• [Aim] The entries below are to be repeated exactly as they stand.
#### Dataset records
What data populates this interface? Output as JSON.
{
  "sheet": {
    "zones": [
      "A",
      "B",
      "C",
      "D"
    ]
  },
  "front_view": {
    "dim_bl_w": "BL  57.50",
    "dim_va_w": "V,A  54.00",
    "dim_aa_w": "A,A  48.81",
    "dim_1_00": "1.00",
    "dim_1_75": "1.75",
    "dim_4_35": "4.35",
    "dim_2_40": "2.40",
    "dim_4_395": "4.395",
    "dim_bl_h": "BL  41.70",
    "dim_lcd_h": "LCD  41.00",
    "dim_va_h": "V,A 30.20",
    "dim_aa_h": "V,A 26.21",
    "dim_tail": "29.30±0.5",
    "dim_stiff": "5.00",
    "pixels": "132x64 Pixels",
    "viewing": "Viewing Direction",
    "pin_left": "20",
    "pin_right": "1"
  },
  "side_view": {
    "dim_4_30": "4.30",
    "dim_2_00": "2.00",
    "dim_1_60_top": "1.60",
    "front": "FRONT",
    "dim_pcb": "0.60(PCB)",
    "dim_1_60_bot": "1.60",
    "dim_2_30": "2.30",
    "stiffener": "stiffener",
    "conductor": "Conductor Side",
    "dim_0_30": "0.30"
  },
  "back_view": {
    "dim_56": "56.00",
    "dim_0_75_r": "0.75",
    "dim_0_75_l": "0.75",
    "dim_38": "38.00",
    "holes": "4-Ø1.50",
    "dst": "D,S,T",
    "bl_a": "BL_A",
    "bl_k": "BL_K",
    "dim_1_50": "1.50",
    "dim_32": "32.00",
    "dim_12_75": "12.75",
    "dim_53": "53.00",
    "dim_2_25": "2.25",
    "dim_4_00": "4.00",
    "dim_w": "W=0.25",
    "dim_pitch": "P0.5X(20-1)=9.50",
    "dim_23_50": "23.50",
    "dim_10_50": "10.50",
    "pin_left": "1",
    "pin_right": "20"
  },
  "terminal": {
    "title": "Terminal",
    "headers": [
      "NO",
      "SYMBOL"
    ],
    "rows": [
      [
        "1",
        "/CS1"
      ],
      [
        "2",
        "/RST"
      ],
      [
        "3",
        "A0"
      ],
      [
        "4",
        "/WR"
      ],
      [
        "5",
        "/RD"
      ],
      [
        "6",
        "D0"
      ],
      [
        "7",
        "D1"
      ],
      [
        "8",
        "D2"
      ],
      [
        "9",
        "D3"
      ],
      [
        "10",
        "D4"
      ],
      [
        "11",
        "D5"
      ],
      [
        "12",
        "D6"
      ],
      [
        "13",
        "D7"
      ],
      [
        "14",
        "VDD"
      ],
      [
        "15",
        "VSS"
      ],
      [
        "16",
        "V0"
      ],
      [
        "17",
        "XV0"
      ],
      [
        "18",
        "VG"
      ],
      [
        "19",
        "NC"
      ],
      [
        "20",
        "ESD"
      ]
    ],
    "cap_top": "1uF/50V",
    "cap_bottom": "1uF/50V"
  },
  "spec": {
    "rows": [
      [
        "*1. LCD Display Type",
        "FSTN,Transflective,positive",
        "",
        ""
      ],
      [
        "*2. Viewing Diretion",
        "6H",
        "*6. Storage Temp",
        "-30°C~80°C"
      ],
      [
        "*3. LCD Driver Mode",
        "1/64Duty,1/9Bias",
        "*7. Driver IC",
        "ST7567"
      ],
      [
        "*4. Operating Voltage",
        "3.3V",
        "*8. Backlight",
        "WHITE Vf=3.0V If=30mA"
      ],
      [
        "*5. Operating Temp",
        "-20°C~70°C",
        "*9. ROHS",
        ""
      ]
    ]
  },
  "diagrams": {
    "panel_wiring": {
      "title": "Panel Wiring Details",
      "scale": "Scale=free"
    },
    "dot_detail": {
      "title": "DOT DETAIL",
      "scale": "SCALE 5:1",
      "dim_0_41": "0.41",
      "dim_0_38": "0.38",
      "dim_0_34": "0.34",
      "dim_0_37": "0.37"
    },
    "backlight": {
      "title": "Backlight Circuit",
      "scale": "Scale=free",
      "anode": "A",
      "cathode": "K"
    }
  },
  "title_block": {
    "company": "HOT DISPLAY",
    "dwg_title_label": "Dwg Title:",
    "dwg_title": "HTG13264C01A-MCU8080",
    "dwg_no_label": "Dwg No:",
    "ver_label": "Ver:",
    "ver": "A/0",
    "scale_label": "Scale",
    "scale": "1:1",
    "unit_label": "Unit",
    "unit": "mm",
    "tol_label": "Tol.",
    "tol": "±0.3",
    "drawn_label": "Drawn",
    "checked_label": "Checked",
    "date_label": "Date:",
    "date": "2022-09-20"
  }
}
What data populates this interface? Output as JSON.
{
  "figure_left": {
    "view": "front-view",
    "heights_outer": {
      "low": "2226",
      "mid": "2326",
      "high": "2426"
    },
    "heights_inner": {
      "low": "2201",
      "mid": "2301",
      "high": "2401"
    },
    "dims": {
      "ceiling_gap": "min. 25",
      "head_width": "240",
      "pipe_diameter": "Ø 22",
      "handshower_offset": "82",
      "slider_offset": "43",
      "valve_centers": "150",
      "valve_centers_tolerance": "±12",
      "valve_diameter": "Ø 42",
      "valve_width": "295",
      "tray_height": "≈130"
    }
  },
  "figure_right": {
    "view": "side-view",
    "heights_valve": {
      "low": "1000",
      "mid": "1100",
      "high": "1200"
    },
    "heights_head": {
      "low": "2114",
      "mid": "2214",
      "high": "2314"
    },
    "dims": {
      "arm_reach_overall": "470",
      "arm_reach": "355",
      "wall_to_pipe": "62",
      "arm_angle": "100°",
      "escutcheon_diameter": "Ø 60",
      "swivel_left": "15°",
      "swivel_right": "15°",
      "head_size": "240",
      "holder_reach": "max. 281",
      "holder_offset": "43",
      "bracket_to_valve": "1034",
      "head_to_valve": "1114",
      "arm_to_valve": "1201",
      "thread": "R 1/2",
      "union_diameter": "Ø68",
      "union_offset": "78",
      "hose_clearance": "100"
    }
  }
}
########
• [Task output]
What data populates this interface? Output as JSON.
{
  "sheet": {
    "zones": [
      "A",
      "B",
      "C",
      "D"
    ]
  },
  "front_view": {
    "dim_bl_w": "BL  57.50",
    "dim_va_w": "V,A  54.00",
    "dim_aa_w": "A,A  48.81",
    "dim_1_00": "1.00",
    "dim_1_75": "1.75",
    "dim_4_35": "4.35",
    "dim_2_40": "2.40",
    "dim_4_395": "4.395",
    "dim_bl_h": "BL  41.70",
    "dim_lcd_h": "LCD  41.00",
    "dim_va_h": "V,A 30.20",
    "dim_aa_h": "V,A 26.21",
    "dim_tail": "29.30±0.5",
    "dim_stiff": "5.00",
    "pixels": "132x64 Pixels",
    "viewing": "Viewing Direction",
    "pin_left": "20",
    "pin_right": "1"
  },
  "side_view": {
    "dim_4_30": "4.30",
    "dim_2_00": "2.00",
    "dim_1_60_top": "1.60",
    "front": "FRONT",
    "dim_pcb": "0.60(PCB)",
    "dim_1_60_bot": "1.60",
    "dim_2_30": "2.30",
    "stiffener": "stiffener",
    "conductor": "Conductor Side",
    "dim_0_30": "0.30"
  },
  "back_view": {
    "dim_56": "56.00",
    "dim_0_75_r": "0.75",
    "dim_0_75_l": "0.75",
    "dim_38": "38.00",
    "holes": "4-Ø1.50",
    "dst": "D,S,T",
    "bl_a": "BL_A",
    "bl_k": "BL_K",
    "dim_1_50": "1.50",
    "dim_32": "32.00",
    "dim_12_75": "12.75",
    "dim_53": "53.00",
    "dim_2_25": "2.25",
    "dim_4_00": "4.00",
    "dim_w": "W=0.25",
    "dim_pitch": "P0.5X(20-1)=9.50",
    "dim_23_50": "23.50",
    "dim_10_50": "10.50",
    "pin_left": "1",
    "pin_right": "20"
  },
  "terminal": {
    "title": "Terminal",
    "headers": [
      "NO",
      "SYMBOL"
    ],
    "rows": [
      [
        "1",
        "/CS1"
      ],
      [
        "2",
        "/RST"
      ],
      [
        "3",
        "A0"
      ],
      [
        "4",
        "/WR"
      ],
      [
        "5",
        "/RD"
      ],
      [
        "6",
        "D0"
      ],
      [
        "7",
        "D1"
      ],
      [
        "8",
        "D2"
      ],
      [
        "9",
        "D3"
      ],
      [
        "10",
        "D4"
      ],
      [
        "11",
        "D5"
      ],
      [
        "12",
        "D6"
      ],
      [
        "13",
        "D7"
      ],
      [
        "14",
        "VDD"
      ],
      [
        "15",
        "VSS"
      ],
      [
        "16",
        "V0"
      ],
      [
        "17",
        "XV0"
      ],
      [
        "18",
        "VG"
      ],
      [
        "19",
        "NC"
      ],
      [
        "20",
        "ESD"
      ]
    ],
    "cap_top": "1uF/50V",
    "cap_bottom": "1uF/50V"
  },
  "spec": {
    "rows": [
      [
        "*1. LCD Display Type",
        "FSTN,Transflective,positive",
        "",
        ""
      ],
      [
        "*2. Viewing Diretion",
        "6H",
        "*6. Storage Temp",
        "-30°C~80°C"
      ],
      [
        "*3. LCD Driver Mode",
        "1/64Duty,1/9Bias",
        "*7. Driver IC",
        "ST7567"
      ],
      [
        "*4. Operating Voltage",
        "3.3V",
        "*8. Backlight",
        "WHITE Vf=3.0V If=30mA"
      ],
      [
        "*5. Operating Temp",
        "-20°C~70°C",
        "*9. ROHS",
        ""
      ]
    ]
  },
  "diagrams": {
    "panel_wiring": {
      "title": "Panel Wiring Details",
      "scale": "Scale=free"
    },
    "dot_detail": {
      "title": "DOT DETAIL",
      "scale": "SCALE 5:1",
      "dim_0_41": "0.41",
      "dim_0_38": "0.38",
      "dim_0_34": "0.34",
      "dim_0_37": "0.37"
    },
    "backlight": {
      "title": "Backlight Circuit",
      "scale": "Scale=free",
      "anode": "A",
      "cathode": "K"
    }
  },
  "title_block": {
    "company": "HOT DISPLAY",
    "dwg_title_label": "Dwg Title:",
    "dwg_title": "HTG13264C01A-MCU8080",
    "dwg_no_label": "Dwg No:",
    "ver_label": "Ver:",
    "ver": "A/0",
    "scale_label": "Scale",
    "scale": "1:1",
    "unit_label": "Unit",
    "unit": "mm",
    "tol_label": "Tol.",
    "tol": "±0.3",
    "drawn_label": "Drawn",
    "checked_label": "Checked",
    "date_label": "Date:",
    "date": "2022-09-20"
  }
}
What data populates this interface? Output as JSON.
{
  "figure_left": {
    "view": "front-view",
    "heights_outer": {
      "low": "2226",
      "mid": "2326",
      "high": "2426"
    },
    "heights_inner": {
      "low": "2201",
      "mid": "2301",
      "high": "2401"
    },
    "dims": {
      "ceiling_gap": "min. 25",
      "head_width": "240",
      "pipe_diameter": "Ø 22",
      "handshower_offset": "82",
      "slider_offset": "43",
      "valve_centers": "150",
      "valve_centers_tolerance": "±12",
      "valve_diameter": "Ø 42",
      "valve_width": "295",
      "tray_height": "≈130"
    }
  },
  "figure_right": {
    "view": "side-view",
    "heights_valve": {
      "low": "1000",
      "mid": "1100",
      "high": "1200"
    },
    "heights_head": {
      "low": "2114",
      "mid": "2214",
      "high": "2314"
    },
    "dims": {
      "arm_reach_overall": "470",
      "arm_reach": "355",
      "wall_to_pipe": "62",
      "arm_angle": "100°",
      "escutcheon_diameter": "Ø 60",
      "swivel_left": "15°",
      "swivel_right": "15°",
      "head_size": "240",
      "holder_reach": "max. 281",
      "holder_offset": "43",
      "bracket_to_valve": "1034",
      "head_to_valve": "1114",
      "arm_to_valve": "1201",
      "thread": "R 1/2",
      "union_diameter": "Ø68",
      "union_offset": "78",
      "hose_clearance": "100"
    }
  }
}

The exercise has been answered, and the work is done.